● **GIVEN EXERCISE**
Repeat the listing in full, preserving every character.
## start
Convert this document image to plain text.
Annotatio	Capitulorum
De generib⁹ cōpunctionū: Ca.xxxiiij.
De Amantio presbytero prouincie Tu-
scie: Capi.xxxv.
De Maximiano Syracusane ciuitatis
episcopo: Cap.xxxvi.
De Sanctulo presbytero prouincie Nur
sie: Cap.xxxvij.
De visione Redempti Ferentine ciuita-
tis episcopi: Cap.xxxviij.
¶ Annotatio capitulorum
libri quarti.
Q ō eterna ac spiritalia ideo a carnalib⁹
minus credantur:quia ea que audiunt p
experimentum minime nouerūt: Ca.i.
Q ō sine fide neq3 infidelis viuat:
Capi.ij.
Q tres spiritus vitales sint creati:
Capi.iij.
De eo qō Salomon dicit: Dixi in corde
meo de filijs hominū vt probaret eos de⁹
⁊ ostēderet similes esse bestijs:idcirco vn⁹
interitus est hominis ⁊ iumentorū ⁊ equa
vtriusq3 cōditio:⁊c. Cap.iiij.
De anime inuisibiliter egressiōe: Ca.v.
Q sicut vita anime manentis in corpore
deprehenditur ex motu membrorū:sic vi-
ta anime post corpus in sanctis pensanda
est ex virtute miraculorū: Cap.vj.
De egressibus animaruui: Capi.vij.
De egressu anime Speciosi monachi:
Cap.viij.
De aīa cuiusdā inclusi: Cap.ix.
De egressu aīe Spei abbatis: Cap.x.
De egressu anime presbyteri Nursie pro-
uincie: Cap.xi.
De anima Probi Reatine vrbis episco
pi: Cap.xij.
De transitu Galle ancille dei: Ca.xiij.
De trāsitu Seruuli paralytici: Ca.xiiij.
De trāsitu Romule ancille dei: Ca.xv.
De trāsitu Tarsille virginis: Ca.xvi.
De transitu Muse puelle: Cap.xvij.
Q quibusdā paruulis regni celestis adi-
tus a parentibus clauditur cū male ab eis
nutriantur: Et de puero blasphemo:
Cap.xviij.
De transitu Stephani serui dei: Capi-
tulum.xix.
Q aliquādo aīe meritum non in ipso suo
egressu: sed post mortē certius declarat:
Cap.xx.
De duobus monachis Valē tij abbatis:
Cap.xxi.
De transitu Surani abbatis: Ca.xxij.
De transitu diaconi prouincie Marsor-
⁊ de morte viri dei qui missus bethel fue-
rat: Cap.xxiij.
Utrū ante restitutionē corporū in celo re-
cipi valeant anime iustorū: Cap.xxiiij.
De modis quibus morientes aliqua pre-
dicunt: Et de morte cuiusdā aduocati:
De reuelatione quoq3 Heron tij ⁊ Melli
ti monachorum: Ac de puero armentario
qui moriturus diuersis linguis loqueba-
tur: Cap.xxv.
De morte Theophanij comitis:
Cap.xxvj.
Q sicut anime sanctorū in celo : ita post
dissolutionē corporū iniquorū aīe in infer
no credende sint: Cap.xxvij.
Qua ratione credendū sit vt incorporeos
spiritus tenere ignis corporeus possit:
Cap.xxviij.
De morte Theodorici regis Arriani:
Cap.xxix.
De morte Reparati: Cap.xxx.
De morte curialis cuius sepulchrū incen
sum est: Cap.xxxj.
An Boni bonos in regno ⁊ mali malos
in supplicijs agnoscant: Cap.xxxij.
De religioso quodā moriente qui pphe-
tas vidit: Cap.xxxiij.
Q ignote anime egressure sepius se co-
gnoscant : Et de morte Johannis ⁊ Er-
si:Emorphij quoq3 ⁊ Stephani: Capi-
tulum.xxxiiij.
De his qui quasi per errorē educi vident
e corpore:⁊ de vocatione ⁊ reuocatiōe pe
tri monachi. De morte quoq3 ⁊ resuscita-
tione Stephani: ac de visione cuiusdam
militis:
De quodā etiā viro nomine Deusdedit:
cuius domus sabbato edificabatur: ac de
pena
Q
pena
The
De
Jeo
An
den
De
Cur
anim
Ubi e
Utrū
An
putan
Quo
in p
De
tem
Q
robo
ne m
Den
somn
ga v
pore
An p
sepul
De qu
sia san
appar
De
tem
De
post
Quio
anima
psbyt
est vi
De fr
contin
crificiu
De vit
## end
● **SOLUTION**
Convert this document image to plain text.
Annotatio	Capitulorum
De generib⁹ cōpunctionū: Ca.xxxiiij.
De Amantio presbytero prouincie Tu-
scie: Capi.xxxv.
De Maximiano Syracusane ciuitatis
episcopo: Cap.xxxvi.
De Sanctulo presbytero prouincie Nur
sie: Cap.xxxvij.
De visione Redempti Ferentine ciuita-
tis episcopi: Cap.xxxviij.
¶ Annotatio capitulorum
libri quarti.
Q ō eterna ac spiritalia ideo a carnalib⁹
minus credantur:quia ea que audiunt p
experimentum minime nouerūt: Ca.i.
Q ō sine fide neq3 infidelis viuat:
Capi.ij.
Q tres spiritus vitales sint creati:
Capi.iij.
De eo qō Salomon dicit: Dixi in corde
meo de filijs hominū vt probaret eos de⁹
⁊ ostēderet similes esse bestijs:idcirco vn⁹
interitus est hominis ⁊ iumentorū ⁊ equa
vtriusq3 cōditio:⁊c. Cap.iiij.
De anime inuisibiliter egressiōe: Ca.v.
Q sicut vita anime manentis in corpore
deprehenditur ex motu membrorū:sic vi-
ta anime post corpus in sanctis pensanda
est ex virtute miraculorū: Cap.vj.
De egressibus animaruui: Capi.vij.
De egressu anime Speciosi monachi:
Cap.viij.
De aīa cuiusdā inclusi: Cap.ix.
De egressu aīe Spei abbatis: Cap.x.
De egressu anime presbyteri Nursie pro-
uincie: Cap.xi.
De anima Probi Reatine vrbis episco
pi: Cap.xij.
De transitu Galle ancille dei: Ca.xiij.
De trāsitu Seruuli paralytici: Ca.xiiij.
De trāsitu Romule ancille dei: Ca.xv.
De trāsitu Tarsille virginis: Ca.xvi.
De transitu Muse puelle: Cap.xvij.
Q quibusdā paruulis regni celestis adi-
tus a parentibus clauditur cū male ab eis
nutriantur: Et de puero blasphemo:
Cap.xviij.
De transitu Stephani serui dei: Capi-
tulum.xix.
Q aliquādo aīe meritum non in ipso suo
egressu: sed post mortē certius declarat:
Cap.xx.
De duobus monachis Valē tij abbatis:
Cap.xxi.
De transitu Surani abbatis: Ca.xxij.
De transitu diaconi prouincie Marsor-
⁊ de morte viri dei qui missus bethel fue-
rat: Cap.xxiij.
Utrū ante restitutionē corporū in celo re-
cipi valeant anime iustorū: Cap.xxiiij.
De modis quibus morientes aliqua pre-
dicunt: Et de morte cuiusdā aduocati:
De reuelatione quoq3 Heron tij ⁊ Melli
ti monachorum: Ac de puero armentario
qui moriturus diuersis linguis loqueba-
tur: Cap.xxv.
De morte Theophanij comitis:
Cap.xxvj.
Q sicut anime sanctorū in celo : ita post
dissolutionē corporū iniquorū aīe in infer
no credende sint: Cap.xxvij.
Qua ratione credendū sit vt incorporeos
spiritus tenere ignis corporeus possit:
Cap.xxviij.
De morte Theodorici regis Arriani:
Cap.xxix.
De morte Reparati: Cap.xxx.
De morte curialis cuius sepulchrū incen
sum est: Cap.xxxj.
An Boni bonos in regno ⁊ mali malos
in supplicijs agnoscant: Cap.xxxij.
De religioso quodā moriente qui pphe-
tas vidit: Cap.xxxiij.
Q ignote anime egressure sepius se co-
gnoscant : Et de morte Johannis ⁊ Er-
si:Emorphij quoq3 ⁊ Stephani: Capi-
tulum.xxxiiij.
De his qui quasi per errorē educi vident
e corpore:⁊ de vocatione ⁊ reuocatiōe pe
tri monachi. De morte quoq3 ⁊ resuscita-
tione Stephani: ac de visione cuiusdam
militis:
De quodā etiā viro nomine Deusdedit:
cuius domus sabbato edificabatur: ac de
pena
Q
pena
The
De
Jeo
An
den
De
Cur
anim
Ubi e
Utrū
An
putan
Quo
in p
De
tem
Q
robo
ne m
Den
somn
ga v
pore
An p
sepul
De qu
sia san
appar
De
tem
De
post
Quio
anima
psbyt
est vi
De fr
contin
crificiu
De vit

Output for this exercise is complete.